Aim of the task -
Repeat all of the data precisely.

Data for the task -
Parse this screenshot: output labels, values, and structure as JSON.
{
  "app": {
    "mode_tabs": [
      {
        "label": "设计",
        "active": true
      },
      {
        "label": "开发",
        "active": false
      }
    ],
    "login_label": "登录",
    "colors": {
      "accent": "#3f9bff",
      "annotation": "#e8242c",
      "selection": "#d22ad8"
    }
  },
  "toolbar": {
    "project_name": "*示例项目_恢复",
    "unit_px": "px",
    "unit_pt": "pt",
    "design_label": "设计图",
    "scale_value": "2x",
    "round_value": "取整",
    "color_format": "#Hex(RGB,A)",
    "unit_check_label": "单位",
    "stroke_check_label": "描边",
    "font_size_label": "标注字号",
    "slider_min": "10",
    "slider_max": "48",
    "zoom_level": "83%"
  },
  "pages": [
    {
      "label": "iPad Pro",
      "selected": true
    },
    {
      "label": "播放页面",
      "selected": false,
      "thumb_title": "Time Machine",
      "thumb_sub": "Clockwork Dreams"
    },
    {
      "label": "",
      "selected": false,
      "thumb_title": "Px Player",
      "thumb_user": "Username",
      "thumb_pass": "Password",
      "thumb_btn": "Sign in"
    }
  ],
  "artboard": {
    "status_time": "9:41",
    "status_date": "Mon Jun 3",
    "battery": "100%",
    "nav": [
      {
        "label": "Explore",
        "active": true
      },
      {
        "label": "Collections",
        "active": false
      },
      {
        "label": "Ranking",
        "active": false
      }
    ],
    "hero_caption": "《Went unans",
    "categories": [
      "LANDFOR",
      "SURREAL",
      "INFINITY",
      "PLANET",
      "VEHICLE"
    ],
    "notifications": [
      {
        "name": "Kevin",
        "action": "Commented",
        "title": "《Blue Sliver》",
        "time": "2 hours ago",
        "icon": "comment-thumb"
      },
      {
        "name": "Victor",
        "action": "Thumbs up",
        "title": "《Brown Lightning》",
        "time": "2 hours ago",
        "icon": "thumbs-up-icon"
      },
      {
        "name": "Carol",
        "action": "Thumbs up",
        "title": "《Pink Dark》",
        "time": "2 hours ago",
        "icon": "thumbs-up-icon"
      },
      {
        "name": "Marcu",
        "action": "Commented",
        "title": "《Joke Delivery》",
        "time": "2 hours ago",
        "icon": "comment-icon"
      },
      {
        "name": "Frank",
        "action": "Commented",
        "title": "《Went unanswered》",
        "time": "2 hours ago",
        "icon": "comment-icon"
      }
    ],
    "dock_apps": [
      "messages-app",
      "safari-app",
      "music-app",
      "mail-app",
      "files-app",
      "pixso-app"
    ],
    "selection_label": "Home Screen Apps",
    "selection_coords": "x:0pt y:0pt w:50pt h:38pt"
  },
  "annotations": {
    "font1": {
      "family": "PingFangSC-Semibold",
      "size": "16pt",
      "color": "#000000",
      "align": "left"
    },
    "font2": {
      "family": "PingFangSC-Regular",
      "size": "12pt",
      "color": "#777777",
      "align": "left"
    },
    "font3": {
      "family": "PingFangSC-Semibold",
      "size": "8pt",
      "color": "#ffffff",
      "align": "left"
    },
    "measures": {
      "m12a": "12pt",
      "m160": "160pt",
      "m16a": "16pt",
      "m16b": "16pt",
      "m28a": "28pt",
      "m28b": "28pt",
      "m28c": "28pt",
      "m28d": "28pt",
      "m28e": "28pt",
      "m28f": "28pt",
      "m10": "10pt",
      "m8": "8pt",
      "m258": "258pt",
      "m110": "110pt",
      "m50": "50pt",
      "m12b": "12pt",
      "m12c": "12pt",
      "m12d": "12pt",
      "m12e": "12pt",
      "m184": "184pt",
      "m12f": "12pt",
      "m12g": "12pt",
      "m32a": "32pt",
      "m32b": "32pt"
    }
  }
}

Output for this task -
Parse this screenshot: output labels, values, and structure as JSON.
{
  "app": {
    "mode_tabs": [
      {
        "label": "设计",
        "active": true
      },
      {
        "label": "开发",
        "active": false
      }
    ],
    "login_label": "登录",
    "colors": {
      "accent": "#3f9bff",
      "annotation": "#e8242c",
      "selection": "#d22ad8"
    }
  },
  "toolbar": {
    "project_name": "*示例项目_恢复",
    "unit_px": "px",
    "unit_pt": "pt",
    "design_label": "设计图",
    "scale_value": "2x",
    "round_value": "取整",
    "color_format": "#Hex(RGB,A)",
    "unit_check_label": "单位",
    "stroke_check_label": "描边",
    "font_size_label": "标注字号",
    "slider_min": "10",
    "slider_max": "48",
    "zoom_level": "83%"
  },
  "pages": [
    {
      "label": "iPad Pro",
      "selected": true
    },
    {
      "label": "播放页面",
      "selected": false,
      "thumb_title": "Time Machine",
      "thumb_sub": "Clockwork Dreams"
    },
    {
      "label": "",
      "selected": false,
      "thumb_title": "Px Player",
      "thumb_user": "Username",
      "thumb_pass": "Password",
      "thumb_btn": "Sign in"
    }
  ],
  "artboard": {
    "status_time": "9:41",
    "status_date": "Mon Jun 3",
    "battery": "100%",
    "nav": [
      {
        "label": "Explore",
        "active": true
      },
      {
        "label": "Collections",
        "active": false
      },
      {
        "label": "Ranking",
        "active": false
      }
    ],
    "hero_caption": "《Went unans",
    "categories": [
      "LANDFOR",
      "SURREAL",
      "INFINITY",
      "PLANET",
      "VEHICLE"
    ],
    "notifications": [
      {
        "name": "Kevin",
        "action": "Commented",
        "title": "《Blue Sliver》",
        "time": "2 hours ago",
        "icon": "comment-thumb"
      },
      {
        "name": "Victor",
        "action": "Thumbs up",
        "title": "《Brown Lightning》",
        "time": "2 hours ago",
        "icon": "thumbs-up-icon"
      },
      {
        "name": "Carol",
        "action": "Thumbs up",
        "title": "《Pink Dark》",
        "time": "2 hours ago",
        "icon": "thumbs-up-icon"
      },
      {
        "name": "Marcu",
        "action": "Commented",
        "title": "《Joke Delivery》",
        "time": "2 hours ago",
        "icon": "comment-icon"
      },
      {
        "name": "Frank",
        "action": "Commented",
        "title": "《Went unanswered》",
        "time": "2 hours ago",
        "icon": "comment-icon"
      }
    ],
    "dock_apps": [
      "messages-app",
      "safari-app",
      "music-app",
      "mail-app",
      "files-app",
      "pixso-app"
    ],
    "selection_label": "Home Screen Apps",
    "selection_coords": "x:0pt y:0pt w:50pt h:38pt"
  },
  "annotations": {
    "font1": {
      "family": "PingFangSC-Semibold",
      "size": "16pt",
      "color": "#000000",
      "align": "left"
    },
    "font2": {
      "family": "PingFangSC-Regular",
      "size": "12pt",
      "color": "#777777",
      "align": "left"
    },
    "font3": {
      "family": "PingFangSC-Semibold",
      "size": "8pt",
      "color": "#ffffff",
      "align": "left"
    },
    "measures": {
      "m12a": "12pt",
      "m160": "160pt",
      "m16a": "16pt",
      "m16b": "16pt",
      "m28a": "28pt",
      "m28b": "28pt",
      "m28c": "28pt",
      "m28d": "28pt",
      "m28e": "28pt",
      "m28f": "28pt",
      "m10": "10pt",
      "m8": "8pt",
      "m258": "258pt",
      "m110": "110pt",
      "m50": "50pt",
      "m12b": "12pt",
      "m12c": "12pt",
      "m12d": "12pt",
      "m12e": "12pt",
      "m184": "184pt",
      "m12f": "12pt",
      "m12g": "12pt",
      "m32a": "32pt",
      "m32b": "32pt"
    }
  }
}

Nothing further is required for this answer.